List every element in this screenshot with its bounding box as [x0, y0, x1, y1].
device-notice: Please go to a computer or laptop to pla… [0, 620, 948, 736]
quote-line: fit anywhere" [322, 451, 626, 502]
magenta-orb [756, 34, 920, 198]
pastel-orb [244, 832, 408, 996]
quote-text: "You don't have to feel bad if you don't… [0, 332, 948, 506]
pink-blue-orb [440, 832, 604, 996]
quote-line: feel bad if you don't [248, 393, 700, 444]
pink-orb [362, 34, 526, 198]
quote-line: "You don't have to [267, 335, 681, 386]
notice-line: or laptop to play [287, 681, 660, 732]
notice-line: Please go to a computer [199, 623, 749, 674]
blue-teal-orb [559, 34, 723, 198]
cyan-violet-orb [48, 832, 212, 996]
= = = = =
**What is being asked**
Reproduce the records above, swapping each occurrence of "laptop" for "tablet" and leaving everything else unchanged.

**Reply**
List every element in this screenshot with its bounding box as [x0, y0, x1, y1].
device-notice: Please go to a computer or tablet to pla… [0, 620, 948, 736]
quote-line: fit anywhere" [322, 451, 626, 502]
magenta-orb [756, 34, 920, 198]
pastel-orb [244, 832, 408, 996]
quote-text: "You don't have to feel bad if you don't… [0, 332, 948, 506]
pink-blue-orb [440, 832, 604, 996]
quote-line: feel bad if you don't [248, 393, 700, 444]
pink-orb [362, 34, 526, 198]
quote-line: "You don't have to [267, 335, 681, 386]
notice-line: or tablet to play [287, 681, 660, 732]
notice-line: Please go to a computer [199, 623, 749, 674]
blue-teal-orb [559, 34, 723, 198]
cyan-violet-orb [48, 832, 212, 996]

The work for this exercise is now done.